◆ **EXERCISE**:
Pull out every line in the data that has the string "YOUR" in it.

Stored data

□ □ □ □ □

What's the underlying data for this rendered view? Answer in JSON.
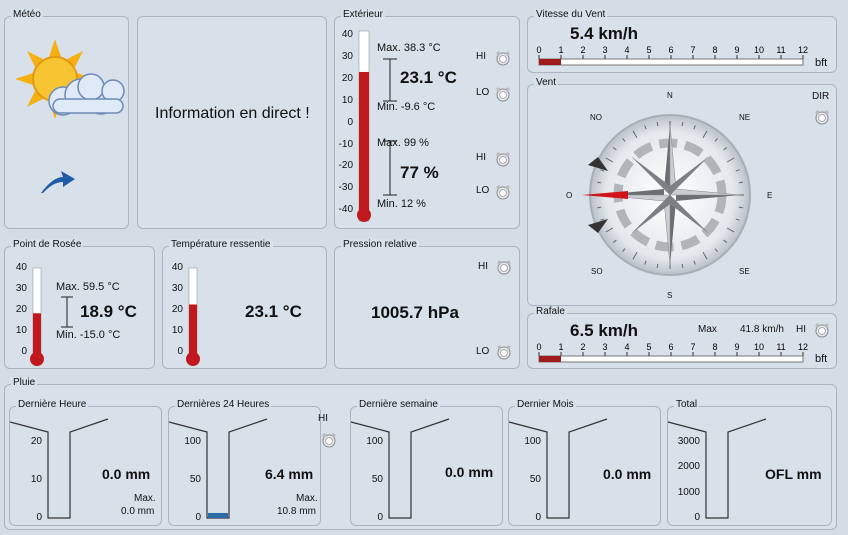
{
  "meteo": {
    "title": "Météo",
    "info_text": "Information en direct !"
  },
  "exterieur": {
    "title": "Extérieur",
    "temp_ticks": [
      "40",
      "30",
      "20",
      "10",
      "0",
      "-10",
      "-20",
      "-30",
      "-40"
    ],
    "temp_value": "23.1 °C",
    "temp_level": 23.1,
    "temp_max": "Max. 38.3 °C",
    "temp_min": "Min. -9.6 °C",
    "hum_value": "77 %",
    "hum_max": "Max. 99 %",
    "hum_min": "Min. 12 %",
    "hi": "HI",
    "lo": "LO"
  },
  "vitesse_vent": {
    "title": "Vitesse du Vent",
    "value": "5.4 km/h",
    "scale": [
      "0",
      "1",
      "2",
      "3",
      "4",
      "5",
      "6",
      "7",
      "8",
      "9",
      "10",
      "11",
      "12"
    ],
    "unit": "bft",
    "level_bft": 1
  },
  "vent": {
    "title": "Vent",
    "dir_label": "DIR",
    "points": {
      "n": "N",
      "ne": "NE",
      "e": "E",
      "se": "SE",
      "s": "S",
      "so": "SO",
      "o": "O",
      "no": "NO"
    },
    "direction_deg": 270
  },
  "rosee": {
    "title": "Point de Rosée",
    "ticks": [
      "40",
      "30",
      "20",
      "10",
      "0"
    ],
    "value": "18.9 °C",
    "level": 18.9,
    "max": "Max. 59.5 °C",
    "min": "Min. -15.0 °C"
  },
  "ressentie": {
    "title": "Température ressentie",
    "ticks": [
      "40",
      "30",
      "20",
      "10",
      "0"
    ],
    "value": "23.1 °C",
    "level": 23.1
  },
  "pression": {
    "title": "Pression relative",
    "value": "1005.7 hPa",
    "hi": "HI",
    "lo": "LO"
  },
  "rafale": {
    "title": "Rafale",
    "value": "6.5 km/h",
    "max_label": "Max",
    "max_value": "41.8 km/h",
    "hi": "HI",
    "scale": [
      "0",
      "1",
      "2",
      "3",
      "4",
      "5",
      "6",
      "7",
      "8",
      "9",
      "10",
      "11",
      "12"
    ],
    "unit": "bft",
    "level_bft": 1
  },
  "pluie": {
    "title": "Pluie",
    "heure": {
      "title": "Dernière Heure",
      "ticks": [
        "20",
        "10",
        "0"
      ],
      "value": "0.0 mm",
      "max_label": "Max.",
      "max_value": "0.0 mm",
      "level": 0
    },
    "jour": {
      "title": "Dernières 24 Heures",
      "ticks": [
        "100",
        "50",
        "0"
      ],
      "value": "6.4 mm",
      "max_label": "Max.",
      "max_value": "10.8 mm",
      "hi": "HI",
      "level": 6.4
    },
    "semaine": {
      "title": "Dernière semaine",
      "ticks": [
        "100",
        "50",
        "0"
      ],
      "value": "0.0 mm",
      "level": 0
    },
    "mois": {
      "title": "Dernier Mois",
      "ticks": [
        "100",
        "50",
        "0"
      ],
      "value": "0.0 mm",
      "level": 0
    },
    "total": {
      "title": "Total",
      "ticks": [
        "3000",
        "2000",
        "1000",
        "0"
      ],
      "value": "OFL mm",
      "level": 0
    }
  },
  "colors": {
    "mercury": "#c0181c",
    "rain": "#2f6aa8",
    "bar": "#a01a1a"
  }
}
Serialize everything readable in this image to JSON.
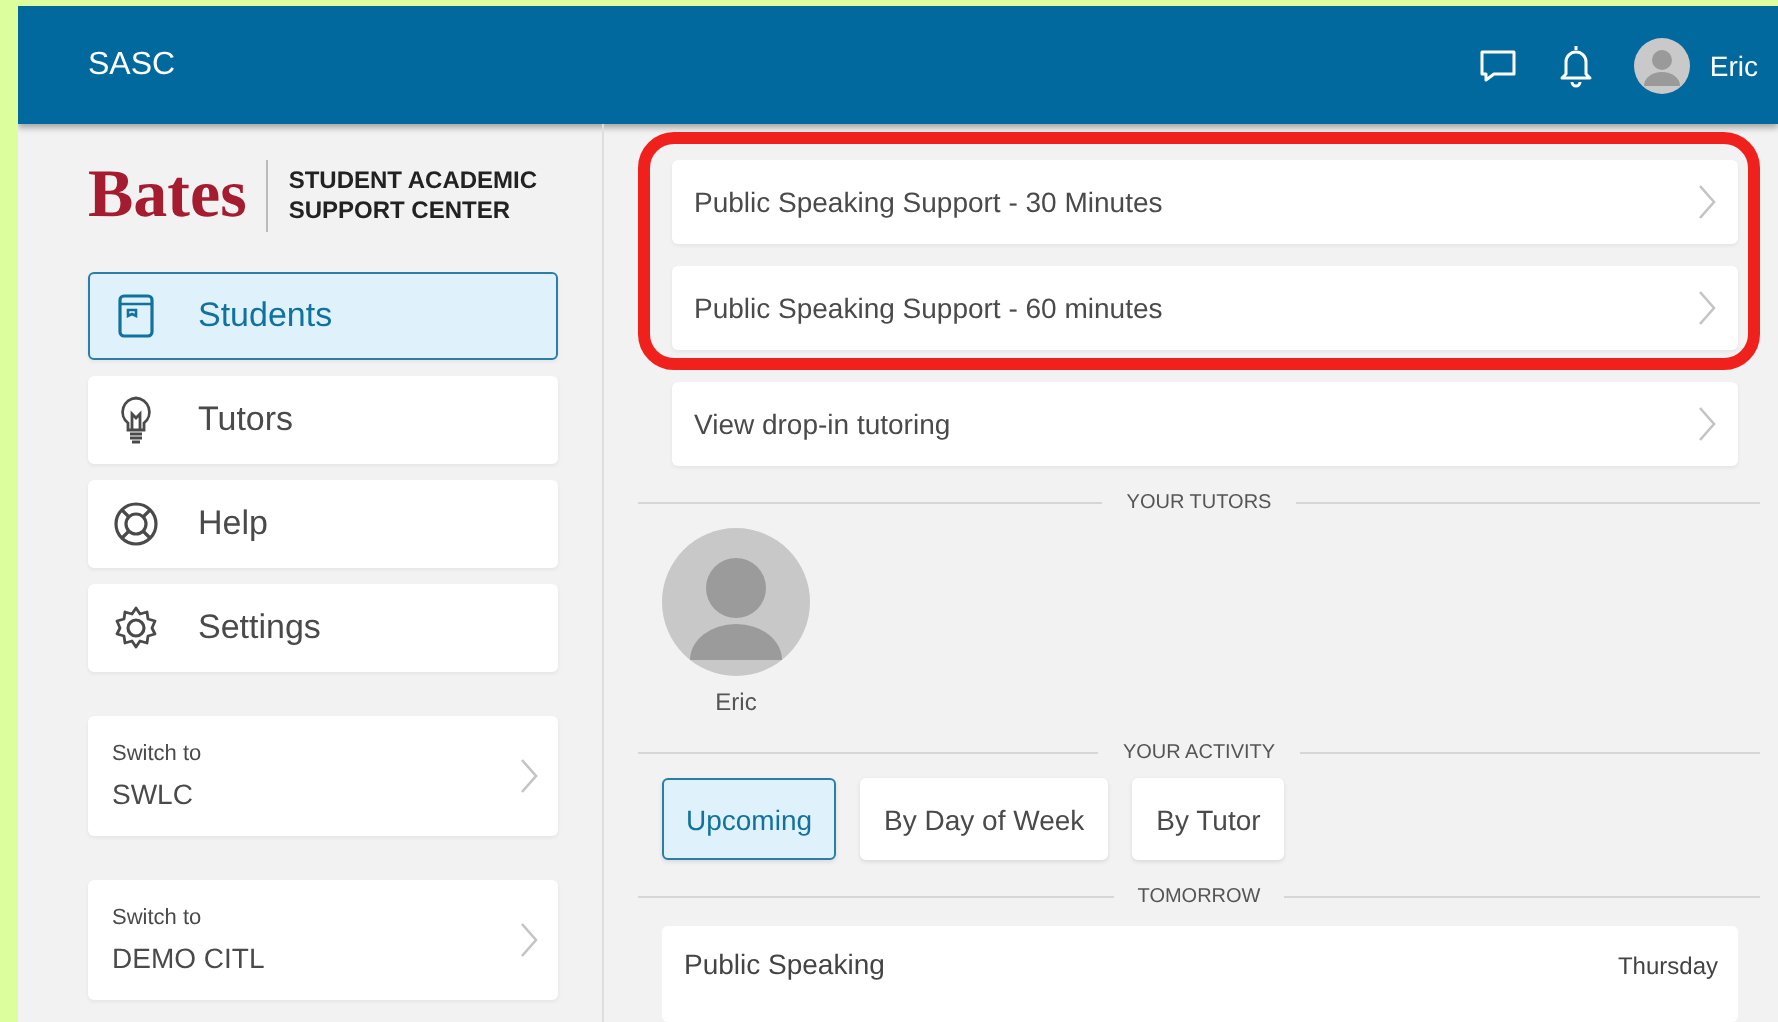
{
  "header": {
    "title": "SASC",
    "user_name": "Eric"
  },
  "sidebar": {
    "logo": {
      "wordmark": "Bates",
      "subtitle_line_1": "STUDENT ACADEMIC",
      "subtitle_line_2": "SUPPORT CENTER"
    },
    "nav_items": [
      {
        "label": "Students",
        "kind": "book",
        "selected": true
      },
      {
        "label": "Tutors",
        "kind": "bulb",
        "selected": false
      },
      {
        "label": "Help",
        "kind": "lifebuoy",
        "selected": false
      },
      {
        "label": "Settings",
        "kind": "gear",
        "selected": false
      }
    ],
    "switch_cards": [
      {
        "caption": "Switch to",
        "name": "SWLC"
      },
      {
        "caption": "Switch to",
        "name": "DEMO CITL"
      }
    ]
  },
  "main": {
    "highlighted_options": [
      {
        "label": "Public Speaking Support - 30 Minutes"
      },
      {
        "label": "Public Speaking Support - 60 minutes"
      }
    ],
    "other_options": [
      {
        "label": "View drop-in tutoring"
      }
    ],
    "tutors_heading": "YOUR TUTORS",
    "tutors": [
      {
        "name": "Eric"
      }
    ],
    "activity_heading": "YOUR ACTIVITY",
    "activity_tabs": [
      {
        "label": "Upcoming",
        "selected": true
      },
      {
        "label": "By Day of Week",
        "selected": false
      },
      {
        "label": "By Tutor",
        "selected": false
      }
    ],
    "day_heading": "TOMORROW",
    "sessions": [
      {
        "title": "Public Speaking",
        "day": "Thursday"
      }
    ]
  }
}
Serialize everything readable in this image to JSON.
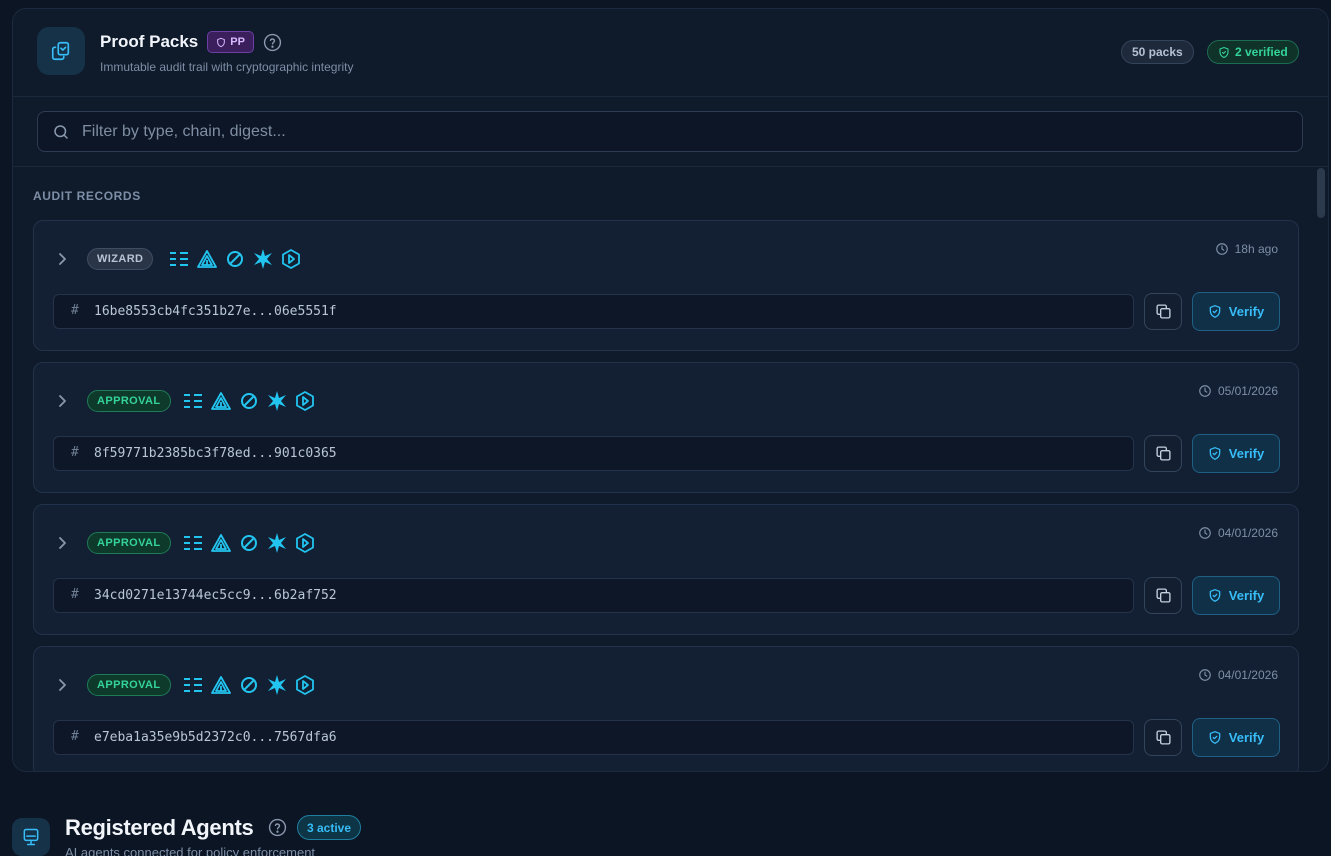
{
  "header": {
    "title": "Proof Packs",
    "badge": "PP",
    "subtitle": "Immutable audit trail with cryptographic integrity",
    "packs_count": "50 packs",
    "verified_count": "2 verified"
  },
  "search": {
    "placeholder": "Filter by type, chain, digest..."
  },
  "section_label": "AUDIT RECORDS",
  "records": [
    {
      "type": "WIZARD",
      "time": "18h ago",
      "digest": "16be8553cb4fc351b27e...06e5551f",
      "verify_label": "Verify"
    },
    {
      "type": "APPROVAL",
      "time": "05/01/2026",
      "digest": "8f59771b2385bc3f78ed...901c0365",
      "verify_label": "Verify"
    },
    {
      "type": "APPROVAL",
      "time": "04/01/2026",
      "digest": "34cd0271e13744ec5cc9...6b2af752",
      "verify_label": "Verify"
    },
    {
      "type": "APPROVAL",
      "time": "04/01/2026",
      "digest": "e7eba1a35e9b5d2372c0...7567dfa6",
      "verify_label": "Verify"
    }
  ],
  "chain_icon_names": [
    "list-icon",
    "pyramid-icon",
    "slash-circle-icon",
    "star-icon",
    "hexagon-icon"
  ],
  "agents": {
    "title": "Registered Agents",
    "active_count": "3 active",
    "subtitle": "AI agents connected for policy enforcement"
  },
  "colors": {
    "background": "#0c1524",
    "panel": "#0f1a2b",
    "accent_cyan": "#38bdf8",
    "chain_icon": "#22c5f0",
    "approval_green": "#34d399",
    "pp_purple": "#d7b9ff"
  }
}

□ □ □ □ □

◆ **SOLVED EXERCISE**:
    "tutors_heading": "YOUR TUTORS",
    "activity_heading": "YOUR ACTIVITY",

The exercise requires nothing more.